◆ **Short exercise**
Write out the listing in full, matching it word for word.
· · · · ·
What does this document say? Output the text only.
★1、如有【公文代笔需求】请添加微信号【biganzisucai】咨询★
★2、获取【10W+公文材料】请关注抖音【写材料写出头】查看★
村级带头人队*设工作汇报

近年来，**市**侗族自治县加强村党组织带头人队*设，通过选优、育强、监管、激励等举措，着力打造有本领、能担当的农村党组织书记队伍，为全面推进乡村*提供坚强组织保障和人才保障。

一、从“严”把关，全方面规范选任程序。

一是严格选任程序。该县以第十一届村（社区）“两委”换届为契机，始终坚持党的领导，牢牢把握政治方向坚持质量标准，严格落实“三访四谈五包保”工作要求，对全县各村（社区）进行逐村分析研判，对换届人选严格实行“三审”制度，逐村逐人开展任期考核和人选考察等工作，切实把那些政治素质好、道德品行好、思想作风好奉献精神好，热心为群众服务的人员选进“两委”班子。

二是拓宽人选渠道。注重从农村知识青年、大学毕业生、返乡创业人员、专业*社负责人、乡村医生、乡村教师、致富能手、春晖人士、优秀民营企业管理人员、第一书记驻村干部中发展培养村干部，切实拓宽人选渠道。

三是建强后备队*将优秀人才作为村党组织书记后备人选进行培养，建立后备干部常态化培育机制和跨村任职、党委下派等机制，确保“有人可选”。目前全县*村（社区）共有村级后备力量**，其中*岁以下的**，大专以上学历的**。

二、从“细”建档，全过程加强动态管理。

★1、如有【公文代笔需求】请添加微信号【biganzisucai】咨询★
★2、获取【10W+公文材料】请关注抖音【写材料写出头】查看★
· · · · ·
◆ **Reply to the task**
What does this document say? Output the text only.
★1、如有【公文代笔需求】请添加微信号【biganzisucai】咨询★
★2、获取【10W+公文材料】请关注抖音【写材料写出头】查看★
村级带头人队*设工作汇报

近年来，**市**侗族自治县加强村党组织带头人队*设，通过选优、育强、监管、激励等举措，着力打造有本领、能担当的农村党组织书记队伍，为全面推进乡村*提供坚强组织保障和人才保障。

一、从“严”把关，全方面规范选任程序。

一是严格选任程序。该县以第十一届村（社区）“两委”换届为契机，始终坚持党的领导，牢牢把握政治方向坚持质量标准，严格落实“三访四谈五包保”工作要求，对全县各村（社区）进行逐村分析研判，对换届人选严格实行“三审”制度，逐村逐人开展任期考核和人选考察等工作，切实把那些政治素质好、道德品行好、思想作风好奉献精神好，热心为群众服务的人员选进“两委”班子。

二是拓宽人选渠道。注重从农村知识青年、大学毕业生、返乡创业人员、专业*社负责人、乡村医生、乡村教师、致富能手、春晖人士、优秀民营企业管理人员、第一书记驻村干部中发展培养村干部，切实拓宽人选渠道。

三是建强后备队*将优秀人才作为村党组织书记后备人选进行培养，建立后备干部常态化培育机制和跨村任职、党委下派等机制，确保“有人可选”。目前全县*村（社区）共有村级后备力量**，其中*岁以下的**，大专以上学历的**。

二、从“细”建档，全过程加强动态管理。

★1、如有【公文代笔需求】请添加微信号【biganzisucai】咨询★
★2、获取【10W+公文材料】请关注抖音【写材料写出头】查看★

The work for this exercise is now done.